# PROVIDED RECORDS start

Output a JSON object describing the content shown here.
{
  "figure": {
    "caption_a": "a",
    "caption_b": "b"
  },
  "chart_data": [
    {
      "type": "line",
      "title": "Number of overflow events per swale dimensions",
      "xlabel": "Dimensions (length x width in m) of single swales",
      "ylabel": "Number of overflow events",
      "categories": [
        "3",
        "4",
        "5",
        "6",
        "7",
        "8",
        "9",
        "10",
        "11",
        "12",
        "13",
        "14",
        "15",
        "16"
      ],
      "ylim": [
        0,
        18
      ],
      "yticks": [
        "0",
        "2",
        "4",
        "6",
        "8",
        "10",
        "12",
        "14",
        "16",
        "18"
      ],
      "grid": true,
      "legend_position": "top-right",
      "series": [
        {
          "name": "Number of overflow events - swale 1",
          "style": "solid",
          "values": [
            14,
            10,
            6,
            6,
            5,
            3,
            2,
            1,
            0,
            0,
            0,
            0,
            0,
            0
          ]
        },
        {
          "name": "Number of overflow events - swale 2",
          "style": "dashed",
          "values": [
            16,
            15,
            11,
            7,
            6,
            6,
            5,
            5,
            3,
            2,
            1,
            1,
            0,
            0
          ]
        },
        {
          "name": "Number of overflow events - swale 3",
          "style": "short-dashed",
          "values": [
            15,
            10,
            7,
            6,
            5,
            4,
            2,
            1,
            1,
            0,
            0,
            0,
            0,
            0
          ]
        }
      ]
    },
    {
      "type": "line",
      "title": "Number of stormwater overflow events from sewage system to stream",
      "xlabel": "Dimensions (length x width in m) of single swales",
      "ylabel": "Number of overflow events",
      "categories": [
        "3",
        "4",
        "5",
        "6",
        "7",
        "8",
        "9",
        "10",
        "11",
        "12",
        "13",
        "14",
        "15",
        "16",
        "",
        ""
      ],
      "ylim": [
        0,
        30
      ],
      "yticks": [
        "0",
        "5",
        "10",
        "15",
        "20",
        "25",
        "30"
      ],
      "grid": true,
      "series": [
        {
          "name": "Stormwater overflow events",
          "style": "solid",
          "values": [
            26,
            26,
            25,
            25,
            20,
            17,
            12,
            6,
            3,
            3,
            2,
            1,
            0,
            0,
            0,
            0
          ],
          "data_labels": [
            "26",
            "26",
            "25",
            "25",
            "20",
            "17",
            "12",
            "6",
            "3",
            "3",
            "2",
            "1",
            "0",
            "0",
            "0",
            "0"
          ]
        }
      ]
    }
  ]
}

# PROVIDED RECORDS end

**WHAT THIS TASK INVOLVES**
Restate all of the entries above precisely.

**OUTPUT**
Output a JSON object describing the content shown here.
{
  "figure": {
    "caption_a": "a",
    "caption_b": "b"
  },
  "chart_data": [
    {
      "type": "line",
      "title": "Number of overflow events per swale dimensions",
      "xlabel": "Dimensions (length x width in m) of single swales",
      "ylabel": "Number of overflow events",
      "categories": [
        "3",
        "4",
        "5",
        "6",
        "7",
        "8",
        "9",
        "10",
        "11",
        "12",
        "13",
        "14",
        "15",
        "16"
      ],
      "ylim": [
        0,
        18
      ],
      "yticks": [
        "0",
        "2",
        "4",
        "6",
        "8",
        "10",
        "12",
        "14",
        "16",
        "18"
      ],
      "grid": true,
      "legend_position": "top-right",
      "series": [
        {
          "name": "Number of overflow events - swale 1",
          "style": "solid",
          "values": [
            14,
            10,
            6,
            6,
            5,
            3,
            2,
            1,
            0,
            0,
            0,
            0,
            0,
            0
          ]
        },
        {
          "name": "Number of overflow events - swale 2",
          "style": "dashed",
          "values": [
            16,
            15,
            11,
            7,
            6,
            6,
            5,
            5,
            3,
            2,
            1,
            1,
            0,
            0
          ]
        },
        {
          "name": "Number of overflow events - swale 3",
          "style": "short-dashed",
          "values": [
            15,
            10,
            7,
            6,
            5,
            4,
            2,
            1,
            1,
            0,
            0,
            0,
            0,
            0
          ]
        }
      ]
    },
    {
      "type": "line",
      "title": "Number of stormwater overflow events from sewage system to stream",
      "xlabel": "Dimensions (length x width in m) of single swales",
      "ylabel": "Number of overflow events",
      "categories": [
        "3",
        "4",
        "5",
        "6",
        "7",
        "8",
        "9",
        "10",
        "11",
        "12",
        "13",
        "14",
        "15",
        "16",
        "",
        ""
      ],
      "ylim": [
        0,
        30
      ],
      "yticks": [
        "0",
        "5",
        "10",
        "15",
        "20",
        "25",
        "30"
      ],
      "grid": true,
      "series": [
        {
          "name": "Stormwater overflow events",
          "style": "solid",
          "values": [
            26,
            26,
            25,
            25,
            20,
            17,
            12,
            6,
            3,
            3,
            2,
            1,
            0,
            0,
            0,
            0
          ],
          "data_labels": [
            "26",
            "26",
            "25",
            "25",
            "20",
            "17",
            "12",
            "6",
            "3",
            "3",
            "2",
            "1",
            "0",
            "0",
            "0",
            "0"
          ]
        }
      ]
    }
  ]
}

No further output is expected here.